§ PROBLEM DETAILS:
Every line that contains "Ratio" counts once; give the total number of such lines, with no other words.

§ INPUT ROWS:
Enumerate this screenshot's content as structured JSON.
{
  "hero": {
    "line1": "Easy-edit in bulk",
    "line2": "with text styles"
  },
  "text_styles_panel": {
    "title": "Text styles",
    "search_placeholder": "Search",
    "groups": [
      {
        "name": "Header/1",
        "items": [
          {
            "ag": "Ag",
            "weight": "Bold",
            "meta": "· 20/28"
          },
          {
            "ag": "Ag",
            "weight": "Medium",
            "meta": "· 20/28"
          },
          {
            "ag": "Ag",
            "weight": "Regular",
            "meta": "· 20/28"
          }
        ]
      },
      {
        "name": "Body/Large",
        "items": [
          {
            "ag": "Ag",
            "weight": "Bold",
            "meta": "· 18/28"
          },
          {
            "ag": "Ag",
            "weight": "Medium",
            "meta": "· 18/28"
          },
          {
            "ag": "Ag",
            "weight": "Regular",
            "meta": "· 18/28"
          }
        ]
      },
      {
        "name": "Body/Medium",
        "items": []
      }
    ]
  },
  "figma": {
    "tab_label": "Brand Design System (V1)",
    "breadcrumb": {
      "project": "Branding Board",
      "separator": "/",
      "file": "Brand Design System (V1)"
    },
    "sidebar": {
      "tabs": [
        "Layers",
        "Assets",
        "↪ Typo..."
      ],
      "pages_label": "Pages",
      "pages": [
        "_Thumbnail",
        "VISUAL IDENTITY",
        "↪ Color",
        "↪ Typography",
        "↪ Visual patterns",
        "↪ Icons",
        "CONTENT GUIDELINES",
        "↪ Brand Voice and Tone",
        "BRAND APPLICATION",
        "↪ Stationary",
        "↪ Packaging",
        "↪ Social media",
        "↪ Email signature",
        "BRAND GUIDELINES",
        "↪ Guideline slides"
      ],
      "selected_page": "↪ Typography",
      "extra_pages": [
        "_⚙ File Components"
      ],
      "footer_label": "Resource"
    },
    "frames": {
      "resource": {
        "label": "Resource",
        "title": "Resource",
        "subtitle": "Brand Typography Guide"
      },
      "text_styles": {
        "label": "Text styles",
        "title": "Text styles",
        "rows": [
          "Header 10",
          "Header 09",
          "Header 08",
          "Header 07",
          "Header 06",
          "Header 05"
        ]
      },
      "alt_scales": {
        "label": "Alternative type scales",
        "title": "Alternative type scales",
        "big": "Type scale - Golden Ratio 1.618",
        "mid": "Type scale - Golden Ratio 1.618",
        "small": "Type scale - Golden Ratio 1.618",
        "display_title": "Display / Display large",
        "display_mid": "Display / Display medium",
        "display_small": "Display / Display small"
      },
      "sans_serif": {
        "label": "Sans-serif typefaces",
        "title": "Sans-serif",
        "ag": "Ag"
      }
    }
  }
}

§ REPLY:
3